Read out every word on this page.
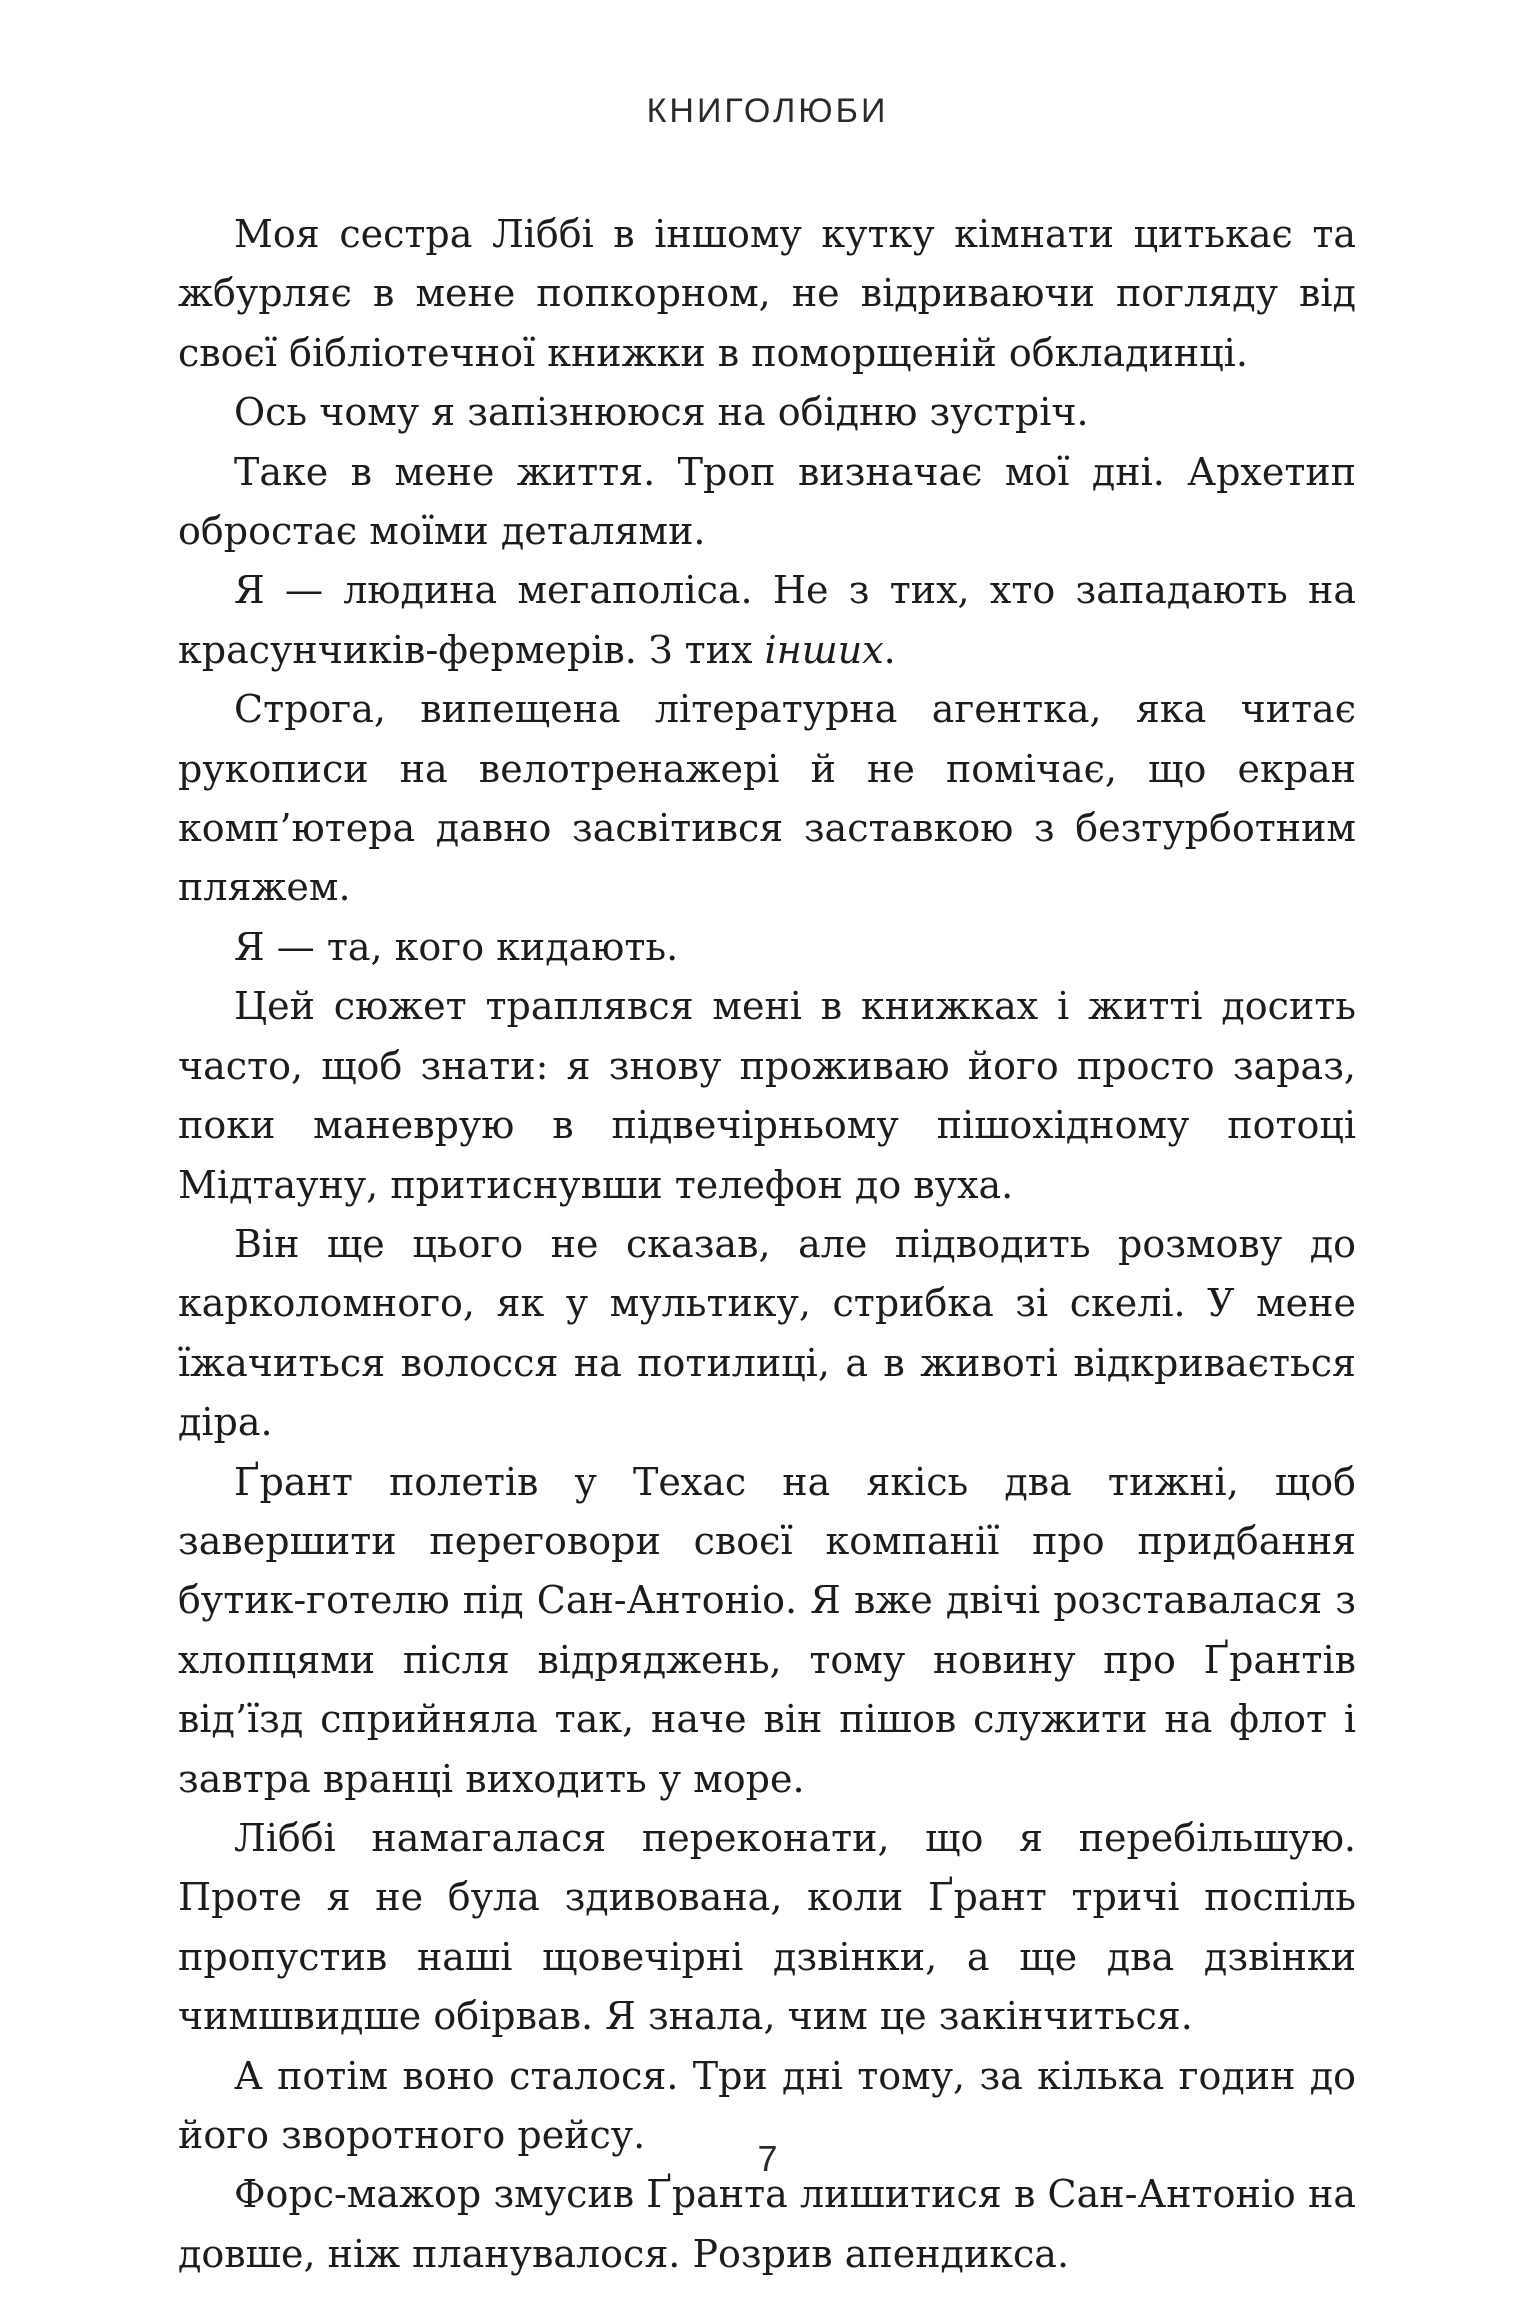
КНИГОЛЮБИ

Моя сестра Ліббі в іншому кутку кімнати цитькає та жбурляє в мене попкорном, не відриваючи погляду від своєї бібліотечної книжки в поморщеній обкладинці.

Ось чому я запізнююся на обідню зустріч.

Таке в мене життя. Троп визначає мої дні. Архетип обростає моїми деталями.

Я — людина мегаполіса. Не з тих, хто западають на красунчиків-фермерів. З тих інших.

Строга, випещена літературна агентка, яка читає рукописи на велотренажері й не помічає, що екран комп’ютера давно засвітився заставкою з безтурботним пляжем.

Я — та, кого кидають.

Цей сюжет траплявся мені в книжках і житті досить часто, щоб знати: я знову проживаю його просто зараз, поки маневрую в підвечірньому пішохідному потоці Мідтауну, притиснувши телефон до вуха.

Він ще цього не сказав, але підводить розмову до карколомного, як у мультику, стрибка зі скелі. У мене їжачиться волосся на потилиці, а в животі відкривається діра.

Ґрант полетів у Техас на якісь два тижні, щоб завершити переговори своєї компанії про придбання бутик-готелю під Сан-Антоніо. Я вже двічі розставалася з хлопцями після відряджень, тому новину про Ґрантів від’їзд сприйняла так, наче він пішов служити на флот і завтра вранці виходить у море.

Ліббі намагалася переконати, що я перебільшую. Проте я не була здивована, коли Ґрант тричі поспіль пропустив наші щовечірні дзвінки, а ще два дзвінки чимшвидше обірвав. Я знала, чим це закінчиться.

А потім воно сталося. Три дні тому, за кілька годин до його зворотного рейсу.

Форс-мажор змусив Ґранта лишитися в Сан-Антоніо на довше, ніж планувалося. Розрив апендикса.

7
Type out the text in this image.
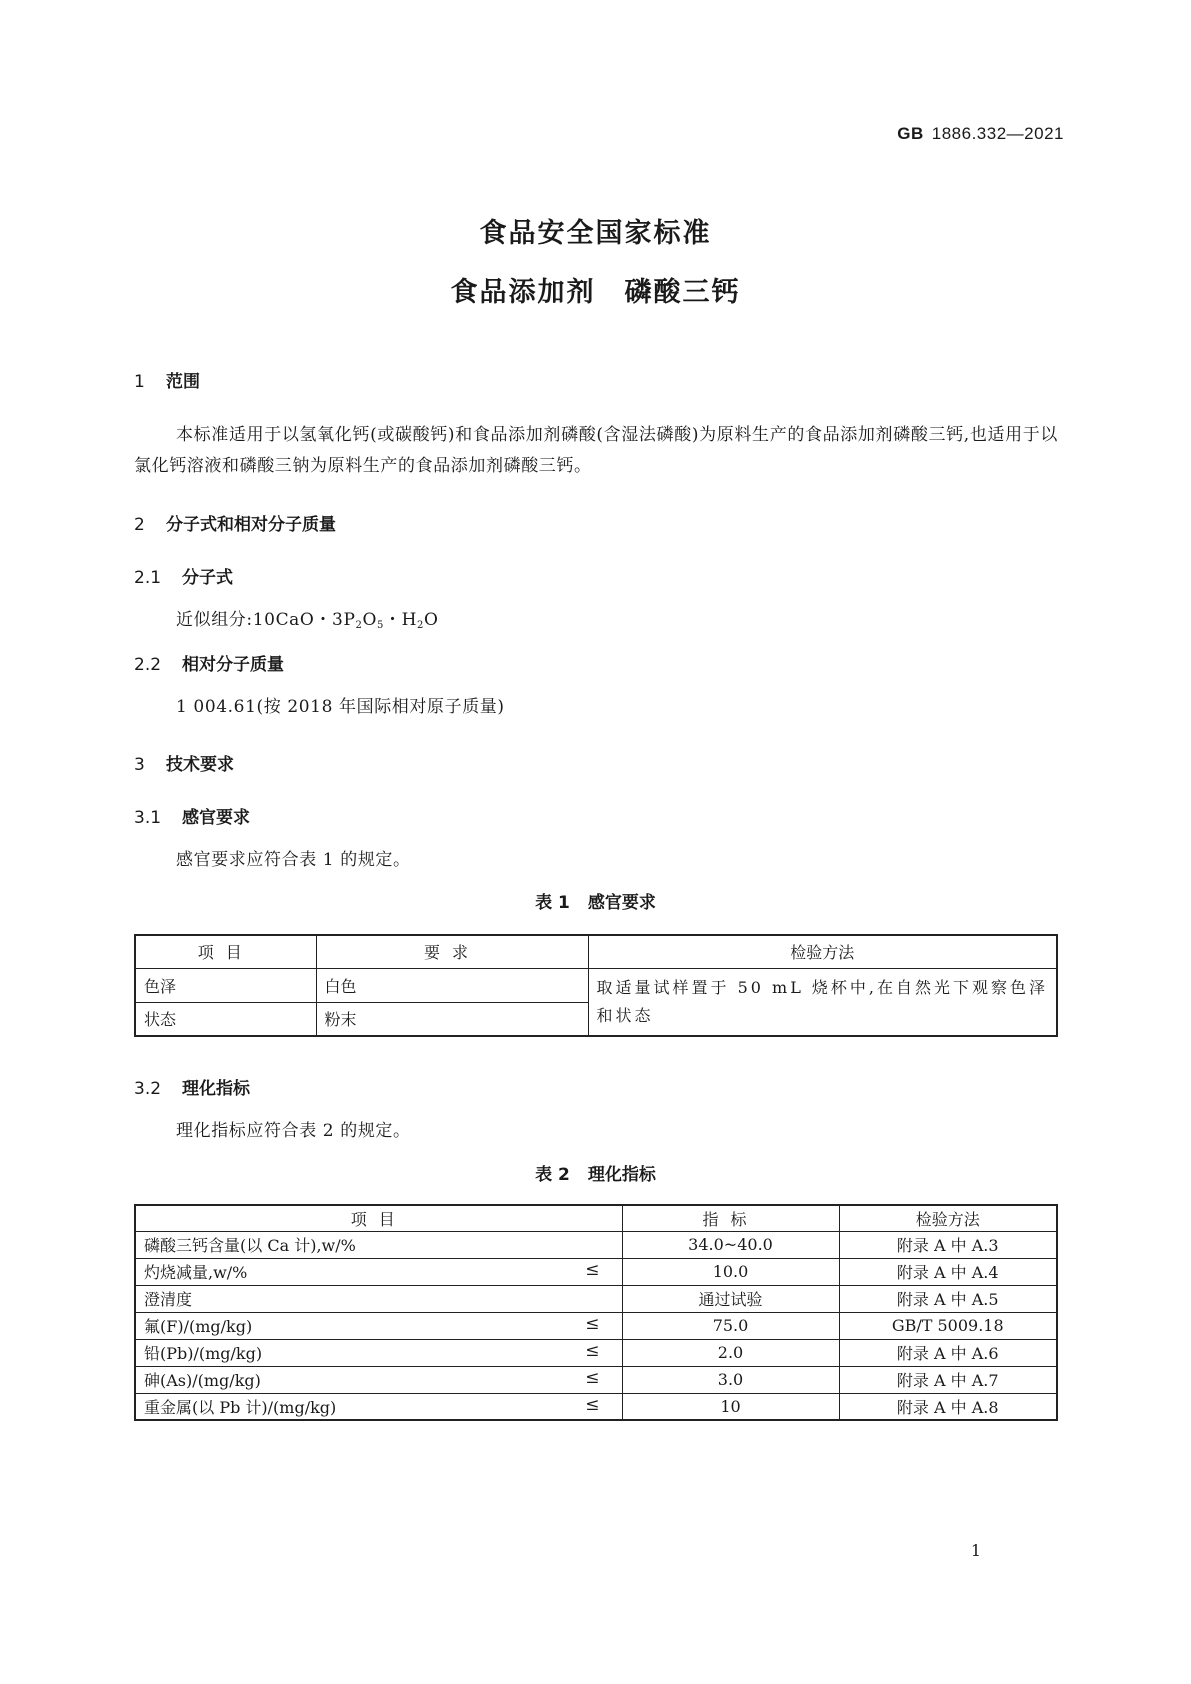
GB 1886.332—2021
食品安全国家标准
食品添加剂　磷酸三钙
1 范围
本标准适用于以氢氧化钙(或碳酸钙)和食品添加剂磷酸(含湿法磷酸)为原料生产的食品添加剂磷酸三钙,也适用于以氯化钙溶液和磷酸三钠为原料生产的食品添加剂磷酸三钙。
2 分子式和相对分子质量
2.1 分子式
近似组分:10CaO・$3P_2O_5$・$H_2O$
2.2 相对分子质量
1 004.61(按 2018 年国际相对原子质量)
3 技术要求
3.1 感官要求
感官要求应符合表 1 的规定。
表 1 感官要求
项目	要求	检验方法
色泽	白色	取适量试样置于 50 mL 烧杯中,在自然光下观察色泽和状态
状态	粉末	
3.2 理化指标
理化指标应符合表 2 的规定。
表 2 理化指标
项目	指标	检验方法
磷酸三钙含量(以 Ca 计),w/%	34.0~40.0	附录 A 中 A.3
灼烧减量,w/% ≤	10.0	附录 A 中 A.4
澄清度	通过试验	附录 A 中 A.5
氟(F)/(mg/kg) ≤	75.0	GB/T 5009.18
铅(Pb)/(mg/kg) ≤	2.0	附录 A 中 A.6
砷(As)/(mg/kg) ≤	3.0	附录 A 中 A.7
重金属(以 Pb 计)/(mg/kg) ≤	10	附录 A 中 A.8
1
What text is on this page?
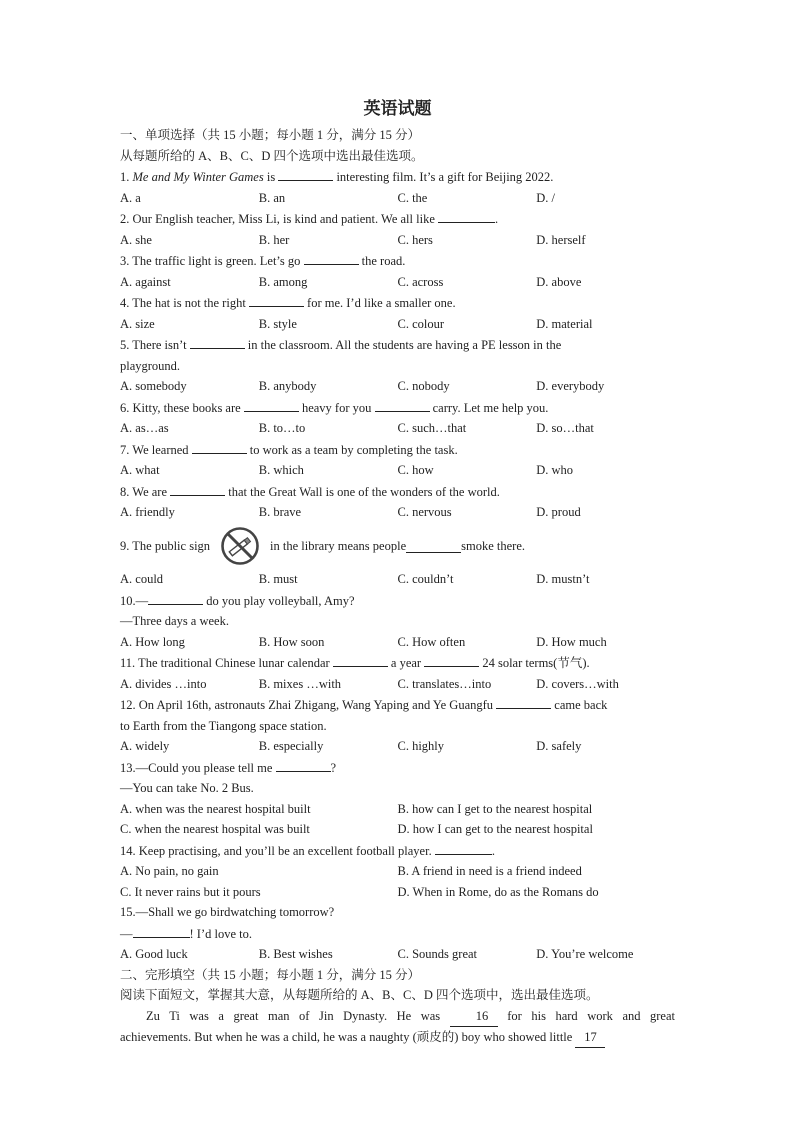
英语试题
一、单项选择（共 15 小题；每小题 1 分，满分 15 分）
从每题所给的 A、B、C、D 四个选项中选出最佳选项。
1. Me and My Winter Games is	interesting film. It’s a gift for Beijing 2022.
A. a	B. an	C. the	D. /
2. Our English teacher, Miss Li, is kind and patient. We all like	.
A. she	B. her	C. hers	D. herself
3. The traffic light is green. Let’s go	the road.
A. against	B. among	C. across	D. above
4. The hat is not the right	for me. I’d like a smaller one.
A. size	B. style	C. colour	D. material
5. There isn’t	in the classroom. All the students are having a PE lesson in the
playground.
A. somebody	B. anybody	C. nobody	D. everybody
6. Kitty, these books are	heavy for you	carry. Let me help you.
A. as…as	B. to…to	C. such…that	D. so…that
7. We learned	to work as a team by completing the task.
A. what	B. which	C. how	D. who
8. We are	that the Great Wall is one of the wonders of the world.
A. friendly	B. brave	C. nervous	D. proud
9. The public sign	in the library means people	smoke there.
A. could	B. must	C. couldn’t	D. mustn’t
10.—	do you play volleyball, Amy?
—Three days a week.
A. How long	B. How soon	C. How often	D. How much
11. The traditional Chinese lunar calendar	a year	24 solar terms(节气).
A. divides …into	B. mixes …with	C. translates…into	D. covers…with
12. On April 16th, astronauts Zhai Zhigang, Wang Yaping and Ye Guangfu	came back
to Earth from the Tiangong space station.
A. widely	B. especially	C. highly	D. safely
13.—Could you please tell me	?
—You can take No. 2 Bus.
A. when was the nearest hospital built	B. how can I get to the nearest hospital
C. when the nearest hospital was built	D. how I can get to the nearest hospital
14. Keep practising, and you’ll be an excellent football player.	.
A. No pain, no gain	B. A friend in need is a friend indeed
C. It never rains but it pours	D. When in Rome, do as the Romans do
15.—Shall we go birdwatching tomorrow?
—	! I’d love to.
A. Good luck	B. Best wishes	C. Sounds great	D. You’re welcome
二、完形填空（共 15 小题；每小题 1 分，满分 15 分）
阅读下面短文，掌握其大意，从每题所给的 A、B、C、D 四个选项中，选出最佳选项。
Zu Ti was a great man of Jin Dynasty. He was 16 for his hard work and great
achievements. But when he was a child, he was a naughty (顽皮的) boy who showed little 17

────────────────────

▶ Goal
Print the records word for word and exclude any picture they hold.

▶ Exercise answer
Read out every word on this page.
КНИГОЛЮБИ

Моя сестра Ліббі в іншому кутку кімнати цитькає та жбурляє в мене попкорном, не відриваючи погляду від своєї бібліотечної книжки в поморщеній обкладинці.

Ось чому я запізнююся на обідню зустріч.

Таке в мене життя. Троп визначає мої дні. Архетип обростає моїми деталями.

Я — людина мегаполіса. Не з тих, хто западають на красунчиків-фермерів. З тих інших.

Строга, випещена літературна агентка, яка читає рукописи на велотренажері й не помічає, що екран комп’ютера давно засвітився заставкою з безтурботним пляжем.

Я — та, кого кидають.

Цей сюжет траплявся мені в книжках і житті досить часто, щоб знати: я знову проживаю його просто зараз, поки маневрую в підвечірньому пішохідному потоці Мідтауну, притиснувши телефон до вуха.

Він ще цього не сказав, але підводить розмову до карколомного, як у мультику, стрибка зі скелі. У мене їжачиться волосся на потилиці, а в животі відкривається діра.

Ґрант полетів у Техас на якісь два тижні, щоб завершити переговори своєї компанії про придбання бутик-готелю під Сан-Антоніо. Я вже двічі розставалася з хлопцями після відряджень, тому новину про Ґрантів від’їзд сприйняла так, наче він пішов служити на флот і завтра вранці виходить у море.

Ліббі намагалася переконати, що я перебільшую. Проте я не була здивована, коли Ґрант тричі поспіль пропустив наші щовечірні дзвінки, а ще два дзвінки чимшвидше обірвав. Я знала, чим це закінчиться.

А потім воно сталося. Три дні тому, за кілька годин до його зворотного рейсу.

Форс-мажор змусив Ґранта лишитися в Сан-Антоніо на довше, ніж планувалося. Розрив апендикса.

7
Type out the text in this image.
GB 1886.332—2021
食品安全国家标准
食品添加剂　磷酸三钙
1 范围
本标准适用于以氢氧化钙(或碳酸钙)和食品添加剂磷酸(含湿法磷酸)为原料生产的食品添加剂磷酸三钙,也适用于以氯化钙溶液和磷酸三钠为原料生产的食品添加剂磷酸三钙。
2 分子式和相对分子质量
2.1 分子式
近似组分:10CaO・$3P_2O_5$・$H_2O$
2.2 相对分子质量
1 004.61(按 2018 年国际相对原子质量)
3 技术要求
3.1 感官要求
感官要求应符合表 1 的规定。
表 1 感官要求
项目	要求	检验方法
色泽	白色	取适量试样置于 50 mL 烧杯中,在自然光下观察色泽和状态
状态	粉末	
3.2 理化指标
理化指标应符合表 2 的规定。
表 2 理化指标
项目	指标	检验方法
磷酸三钙含量(以 Ca 计),w/%	34.0~40.0	附录 A 中 A.3
灼烧减量,w/% ≤	10.0	附录 A 中 A.4
澄清度	通过试验	附录 A 中 A.5
氟(F)/(mg/kg) ≤	75.0	GB/T 5009.18
铅(Pb)/(mg/kg) ≤	2.0	附录 A 中 A.6
砷(As)/(mg/kg) ≤	3.0	附录 A 中 A.7
重金属(以 Pb 计)/(mg/kg) ≤	10	附录 A 中 A.8
1
What text is on this page?
英语试题
一、单项选择（共 15 小题；每小题 1 分，满分 15 分）
从每题所给的 A、B、C、D 四个选项中选出最佳选项。
1. Me and My Winter Games is	interesting film. It’s a gift for Beijing 2022.
A. a	B. an	C. the	D. /
2. Our English teacher, Miss Li, is kind and patient. We all like	.
A. she	B. her	C. hers	D. herself
3. The traffic light is green. Let’s go	the road.
A. against	B. among	C. across	D. above
4. The hat is not the right	for me. I’d like a smaller one.
A. size	B. style	C. colour	D. material
5. There isn’t	in the classroom. All the students are having a PE lesson in the
playground.
A. somebody	B. anybody	C. nobody	D. everybody
6. Kitty, these books are	heavy for you	carry. Let me help you.
A. as…as	B. to…to	C. such…that	D. so…that
7. We learned	to work as a team by completing the task.
A. what	B. which	C. how	D. who
8. We are	that the Great Wall is one of the wonders of the world.
A. friendly	B. brave	C. nervous	D. proud
9. The public sign	in the library means people	smoke there.
A. could	B. must	C. couldn’t	D. mustn’t
10.—	do you play volleyball, Amy?
—Three days a week.
A. How long	B. How soon	C. How often	D. How much
11. The traditional Chinese lunar calendar	a year	24 solar terms(节气).
A. divides …into	B. mixes …with	C. translates…into	D. covers…with
12. On April 16th, astronauts Zhai Zhigang, Wang Yaping and Ye Guangfu	came back
to Earth from the Tiangong space station.
A. widely	B. especially	C. highly	D. safely
13.—Could you please tell me	?
—You can take No. 2 Bus.
A. when was the nearest hospital built	B. how can I get to the nearest hospital
C. when the nearest hospital was built	D. how I can get to the nearest hospital
14. Keep practising, and you’ll be an excellent football player.	.
A. No pain, no gain	B. A friend in need is a friend indeed
C. It never rains but it pours	D. When in Rome, do as the Romans do
15.—Shall we go birdwatching tomorrow?
—	! I’d love to.
A. Good luck	B. Best wishes	C. Sounds great	D. You’re welcome
二、完形填空（共 15 小题；每小题 1 分，满分 15 分）
阅读下面短文，掌握其大意，从每题所给的 A、B、C、D 四个选项中，选出最佳选项。
Zu Ti was a great man of Jin Dynasty. He was 16 for his hard work and great
achievements. But when he was a child, he was a naughty (顽皮的) boy who showed little 17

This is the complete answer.